SHORT TASK: From the data that follows, copy every line holding the string "EPIRB".

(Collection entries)
===============

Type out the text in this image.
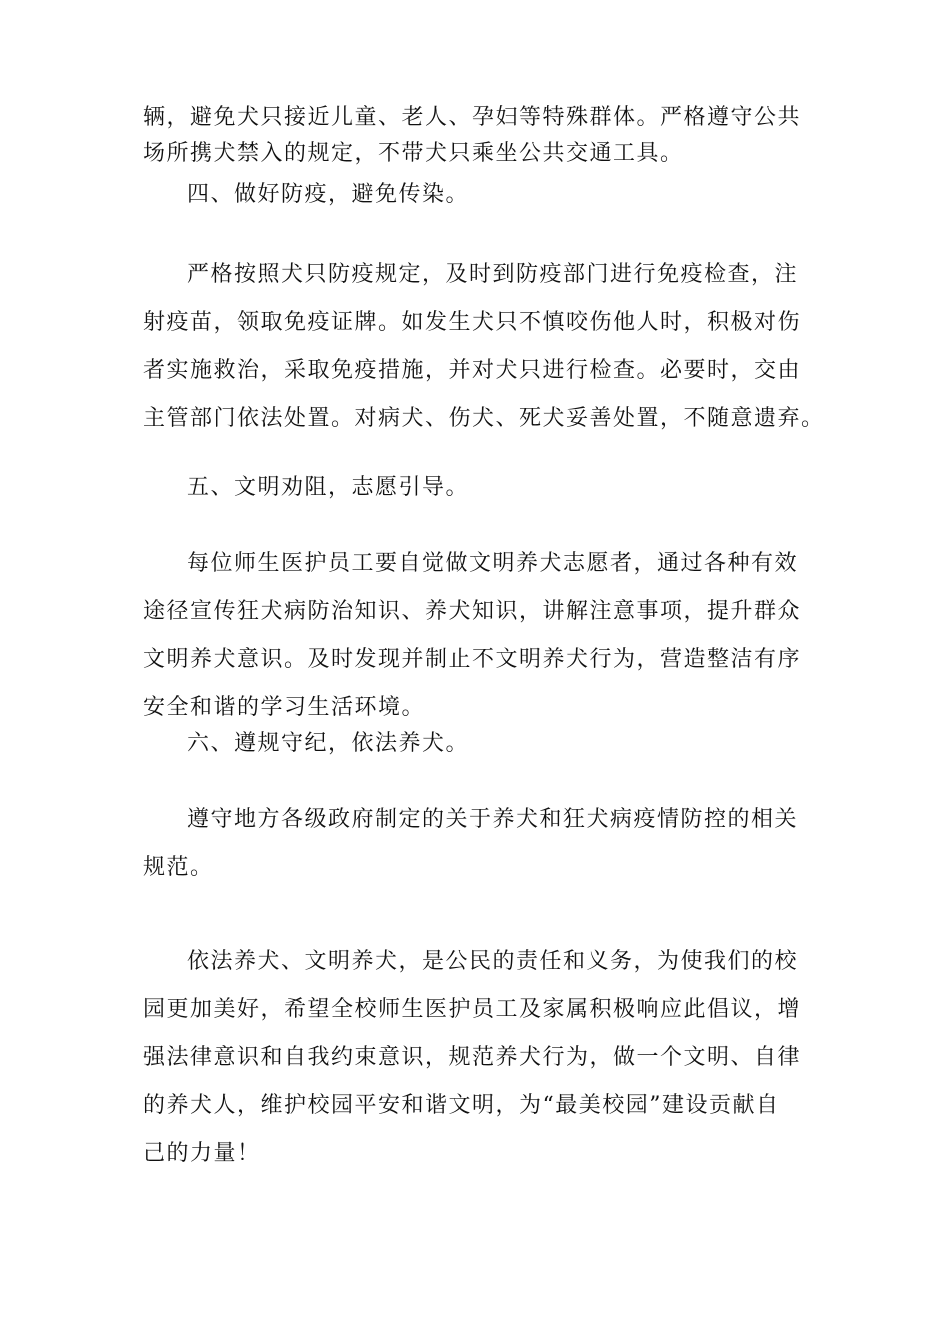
辆，避免犬只接近儿童、老人、孕妇等特殊群体。严格遵守公共
场所携犬禁入的规定，不带犬只乘坐公共交通工具。

四、做好防疫，避免传染。

严格按照犬只防疫规定，及时到防疫部门进行免疫检查，注
射疫苗，领取免疫证牌。如发生犬只不慎咬伤他人时，积极对伤
者实施救治，采取免疫措施，并对犬只进行检查。必要时，交由
主管部门依法处置。对病犬、伤犬、死犬妥善处置，不随意遗弃。

五、文明劝阻，志愿引导。

每位师生医护员工要自觉做文明养犬志愿者，通过各种有效
途径宣传狂犬病防治知识、养犬知识，讲解注意事项，提升群众
文明养犬意识。及时发现并制止不文明养犬行为，营造整洁有序
安全和谐的学习生活环境。

六、遵规守纪，依法养犬。

遵守地方各级政府制定的关于养犬和狂犬病疫情防控的相关
规范。

依法养犬、文明养犬，是公民的责任和义务，为使我们的校
园更加美好，希望全校师生医护员工及家属积极响应此倡议，增
强法律意识和自我约束意识，规范养犬行为，做一个文明、自律
的养犬人，维护校园平安和谐文明，为“最美校园”建设贡献自
己的力量！
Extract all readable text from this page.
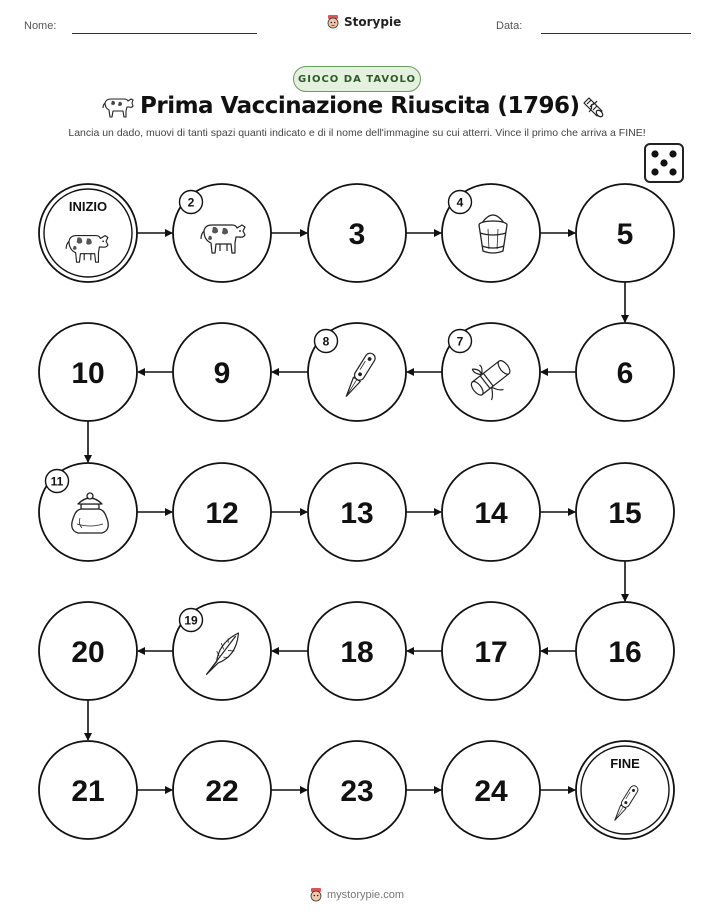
Nome:	Storypie	Data:
GIOCO DA TAVOLO
Prima Vaccinazione Riuscita (1796)
Lancia un dado, muovi di tanti spazi quanti indicato e di il nome dell'immagine su cui atterri. Vince il primo che arriva a FINE!
INIZIO	2
3
4
5
6
7
8
9
10
11
12	13	14	15
16
17
18
19
20
21	22	23	24
FINE
mystorypie.com
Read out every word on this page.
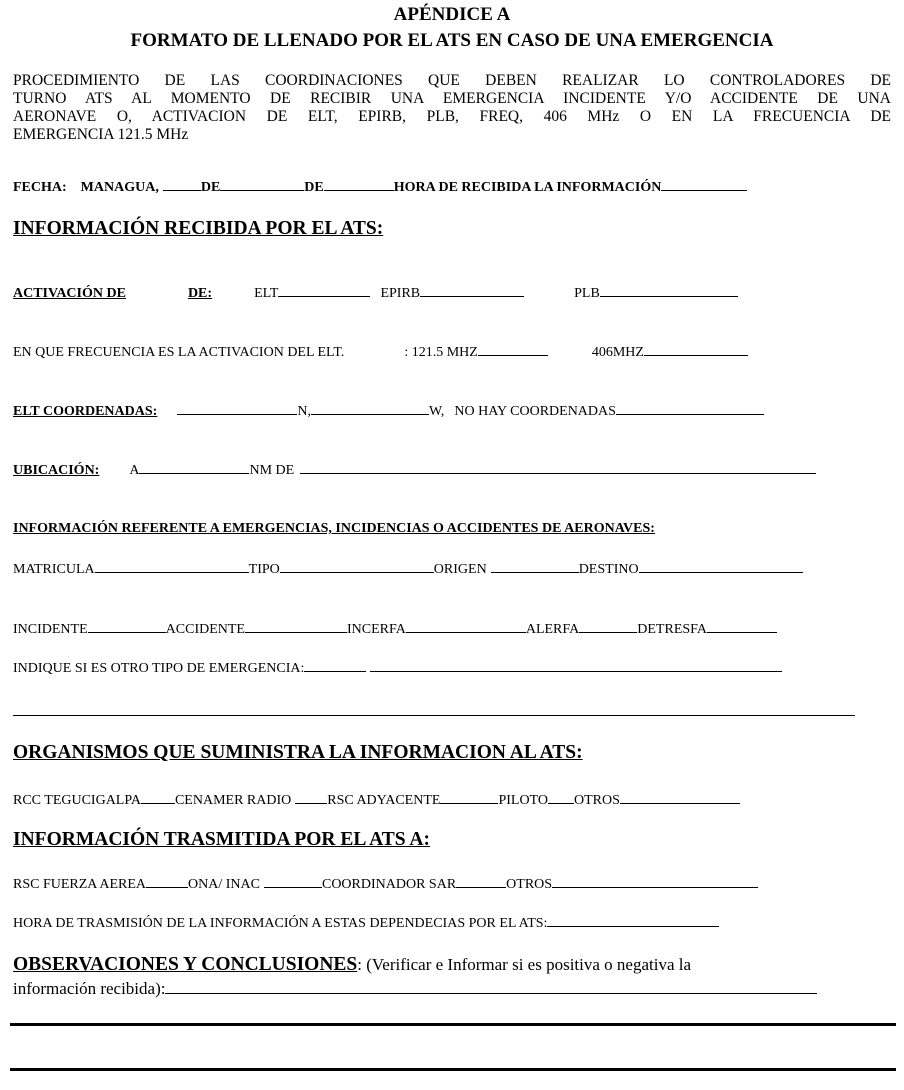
APÉNDICE A
FORMATO DE LLENADO POR EL ATS EN CASO DE UNA EMERGENCIA
PROCEDIMIENTO DE LAS COORDINACIONES QUE DEBEN REALIZAR LO CONTROLADORES DE
TURNO ATS AL MOMENTO DE RECIBIR UNA EMERGENCIA INCIDENTE Y/O ACCIDENTE DE UNA
AERONAVE O, ACTIVACION DE ELT, EPIRB, PLB, FREQ, 406 MHz O EN LA FRECUENCIA DE
EMERGENCIA 121.5 MHz
FECHA: MANAGUA,	DE	DE	HORA DE RECIBIDA LA INFORMACIÓN
INFORMACIÓN RECIBIDA POR EL ATS:
ACTIVACIÓN DE	DE:	ELT	EPIRB	PLB
EN QUE FRECUENCIA ES LA ACTIVACION DEL ELT.	: 121.5 MHZ	406MHZ
ELT COORDENADAS:	N,	W, NO HAY COORDENADAS
UBICACIÓN: A	NM DE
INFORMACIÓN REFERENTE A EMERGENCIAS, INCIDENCIAS O ACCIDENTES DE AERONAVES:
MATRICULA	TIPO	ORIGEN	DESTINO
INCIDENTE	ACCIDENTE	INCERFA	ALERFA	DETRESFA
INDIQUE SI ES OTRO TIPO DE EMERGENCIA:
ORGANISMOS QUE SUMINISTRA LA INFORMACION AL ATS:
RCC TEGUCIGALPA CENAMER RADIO	RSC ADYACENTE	PILOTO OTROS
INFORMACIÓN TRASMITIDA POR EL ATS A:
RSC FUERZA AEREA	ONA/ INAC	COORDINADOR SAR	OTROS
HORA DE TRASMISIÓN DE LA INFORMACIÓN A ESTAS DEPENDECIAS POR EL ATS:
OBSERVACIONES Y CONCLUSIONES: (Verificar e Informar si es positiva o negativa la
información recibida):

===============

COMPLETED TASK:
AERONAVE O, ACTIVACION DE ELT, EPIRB, PLB, FREQ, 406 MHz O EN LA FRECUENCIA DE
ACTIVACIÓN DE	DE:	ELT	EPIRB	PLB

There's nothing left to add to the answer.